Problem requirements - Copy the items from the first line through the line with "canvas-scrollbar[interactable] xyxy=(454,108,465,466)", replacing "disclosure-arrow-icon" with "expand-toggle-icon" and keeping everything else unchanged.

Dataset content -
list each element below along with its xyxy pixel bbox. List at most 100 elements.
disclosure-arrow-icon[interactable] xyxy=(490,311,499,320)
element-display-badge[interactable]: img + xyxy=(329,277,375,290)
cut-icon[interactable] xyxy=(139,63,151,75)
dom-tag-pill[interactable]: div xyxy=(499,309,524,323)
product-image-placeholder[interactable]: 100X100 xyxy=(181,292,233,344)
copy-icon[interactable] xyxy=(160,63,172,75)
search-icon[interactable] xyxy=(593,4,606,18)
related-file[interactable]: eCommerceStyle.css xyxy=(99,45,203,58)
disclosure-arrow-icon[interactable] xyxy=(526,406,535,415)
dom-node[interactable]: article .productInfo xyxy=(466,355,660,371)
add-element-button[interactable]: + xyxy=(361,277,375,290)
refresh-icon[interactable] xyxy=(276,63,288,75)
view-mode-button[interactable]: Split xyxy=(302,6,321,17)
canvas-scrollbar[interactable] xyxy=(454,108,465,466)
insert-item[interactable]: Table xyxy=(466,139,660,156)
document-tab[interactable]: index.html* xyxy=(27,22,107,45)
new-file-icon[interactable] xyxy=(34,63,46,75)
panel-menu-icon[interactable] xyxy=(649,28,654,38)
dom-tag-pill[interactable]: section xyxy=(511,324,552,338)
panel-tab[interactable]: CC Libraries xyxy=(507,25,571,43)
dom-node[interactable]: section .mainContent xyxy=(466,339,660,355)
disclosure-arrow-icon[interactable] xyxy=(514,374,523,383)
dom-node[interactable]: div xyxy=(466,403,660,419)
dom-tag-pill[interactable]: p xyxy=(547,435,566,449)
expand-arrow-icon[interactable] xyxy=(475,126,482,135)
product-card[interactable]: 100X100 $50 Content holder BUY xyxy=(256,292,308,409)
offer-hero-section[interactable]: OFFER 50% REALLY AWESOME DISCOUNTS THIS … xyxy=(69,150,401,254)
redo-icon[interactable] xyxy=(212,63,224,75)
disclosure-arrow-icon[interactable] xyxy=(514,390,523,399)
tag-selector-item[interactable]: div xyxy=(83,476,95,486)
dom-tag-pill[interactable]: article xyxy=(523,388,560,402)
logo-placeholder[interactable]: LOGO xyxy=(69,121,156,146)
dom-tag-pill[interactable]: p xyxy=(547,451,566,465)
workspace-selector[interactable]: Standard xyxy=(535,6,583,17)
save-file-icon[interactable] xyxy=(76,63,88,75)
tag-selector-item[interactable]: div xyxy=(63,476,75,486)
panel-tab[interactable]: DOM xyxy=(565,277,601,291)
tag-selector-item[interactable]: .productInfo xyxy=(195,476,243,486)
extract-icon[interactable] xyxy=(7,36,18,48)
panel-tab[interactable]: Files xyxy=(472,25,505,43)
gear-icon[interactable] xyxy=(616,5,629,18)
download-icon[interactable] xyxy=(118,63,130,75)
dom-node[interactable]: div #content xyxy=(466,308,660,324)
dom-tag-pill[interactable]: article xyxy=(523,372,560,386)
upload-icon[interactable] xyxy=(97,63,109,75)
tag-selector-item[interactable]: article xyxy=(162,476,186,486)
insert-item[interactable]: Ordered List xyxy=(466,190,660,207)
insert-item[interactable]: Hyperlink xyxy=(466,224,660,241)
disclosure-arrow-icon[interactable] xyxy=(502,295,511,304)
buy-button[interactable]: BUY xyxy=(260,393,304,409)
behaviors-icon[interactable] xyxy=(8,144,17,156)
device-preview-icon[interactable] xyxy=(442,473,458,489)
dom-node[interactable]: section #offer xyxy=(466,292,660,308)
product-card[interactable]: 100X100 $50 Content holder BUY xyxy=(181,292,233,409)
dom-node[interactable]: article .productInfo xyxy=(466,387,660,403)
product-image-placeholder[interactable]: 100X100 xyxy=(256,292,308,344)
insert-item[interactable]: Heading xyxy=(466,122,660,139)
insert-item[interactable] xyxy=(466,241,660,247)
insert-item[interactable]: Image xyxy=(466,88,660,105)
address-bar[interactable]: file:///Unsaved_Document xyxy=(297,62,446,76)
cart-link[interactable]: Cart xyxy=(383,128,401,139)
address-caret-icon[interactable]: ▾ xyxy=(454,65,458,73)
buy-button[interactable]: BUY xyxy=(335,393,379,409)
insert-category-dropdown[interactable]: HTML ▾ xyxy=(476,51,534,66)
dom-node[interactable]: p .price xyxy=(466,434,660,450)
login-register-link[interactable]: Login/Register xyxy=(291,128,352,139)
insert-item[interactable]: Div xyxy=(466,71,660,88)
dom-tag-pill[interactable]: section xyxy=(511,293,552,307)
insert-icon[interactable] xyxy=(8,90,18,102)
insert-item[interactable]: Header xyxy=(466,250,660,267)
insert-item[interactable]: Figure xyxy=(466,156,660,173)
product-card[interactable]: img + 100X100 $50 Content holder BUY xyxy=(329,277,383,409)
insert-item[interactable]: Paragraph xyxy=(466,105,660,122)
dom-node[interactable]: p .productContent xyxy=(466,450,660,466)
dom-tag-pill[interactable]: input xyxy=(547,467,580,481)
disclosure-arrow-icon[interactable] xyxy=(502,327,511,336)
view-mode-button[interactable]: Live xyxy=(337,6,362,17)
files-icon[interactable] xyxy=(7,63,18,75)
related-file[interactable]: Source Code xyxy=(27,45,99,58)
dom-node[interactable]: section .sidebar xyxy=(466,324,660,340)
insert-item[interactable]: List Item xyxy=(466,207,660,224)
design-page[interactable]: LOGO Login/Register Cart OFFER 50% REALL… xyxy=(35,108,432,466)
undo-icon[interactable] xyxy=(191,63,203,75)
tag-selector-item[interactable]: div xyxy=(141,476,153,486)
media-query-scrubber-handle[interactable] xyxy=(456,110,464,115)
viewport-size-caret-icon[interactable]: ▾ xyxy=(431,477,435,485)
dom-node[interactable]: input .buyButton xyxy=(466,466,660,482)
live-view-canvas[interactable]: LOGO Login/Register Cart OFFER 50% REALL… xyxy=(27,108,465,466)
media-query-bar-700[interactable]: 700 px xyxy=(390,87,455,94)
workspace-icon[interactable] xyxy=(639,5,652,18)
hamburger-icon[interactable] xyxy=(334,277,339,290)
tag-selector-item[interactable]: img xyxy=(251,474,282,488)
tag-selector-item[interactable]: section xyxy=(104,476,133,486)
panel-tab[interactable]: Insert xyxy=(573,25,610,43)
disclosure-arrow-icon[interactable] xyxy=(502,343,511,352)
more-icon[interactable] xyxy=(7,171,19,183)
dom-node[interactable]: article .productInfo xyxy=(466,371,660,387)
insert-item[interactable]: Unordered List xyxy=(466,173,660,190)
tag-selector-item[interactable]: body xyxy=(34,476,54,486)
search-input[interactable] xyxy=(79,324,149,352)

Response to this task -
list each element below along with its xyxy pixel bbox. List at most 100 elements.
expand-toggle-icon[interactable] xyxy=(490,311,499,320)
element-display-badge[interactable]: img + xyxy=(329,277,375,290)
cut-icon[interactable] xyxy=(139,63,151,75)
dom-tag-pill[interactable]: div xyxy=(499,309,524,323)
product-image-placeholder[interactable]: 100X100 xyxy=(181,292,233,344)
copy-icon[interactable] xyxy=(160,63,172,75)
search-icon[interactable] xyxy=(593,4,606,18)
related-file[interactable]: eCommerceStyle.css xyxy=(99,45,203,58)
expand-toggle-icon[interactable] xyxy=(526,406,535,415)
dom-node[interactable]: article .productInfo xyxy=(466,355,660,371)
add-element-button[interactable]: + xyxy=(361,277,375,290)
refresh-icon[interactable] xyxy=(276,63,288,75)
view-mode-button[interactable]: Split xyxy=(302,6,321,17)
canvas-scrollbar[interactable] xyxy=(454,108,465,466)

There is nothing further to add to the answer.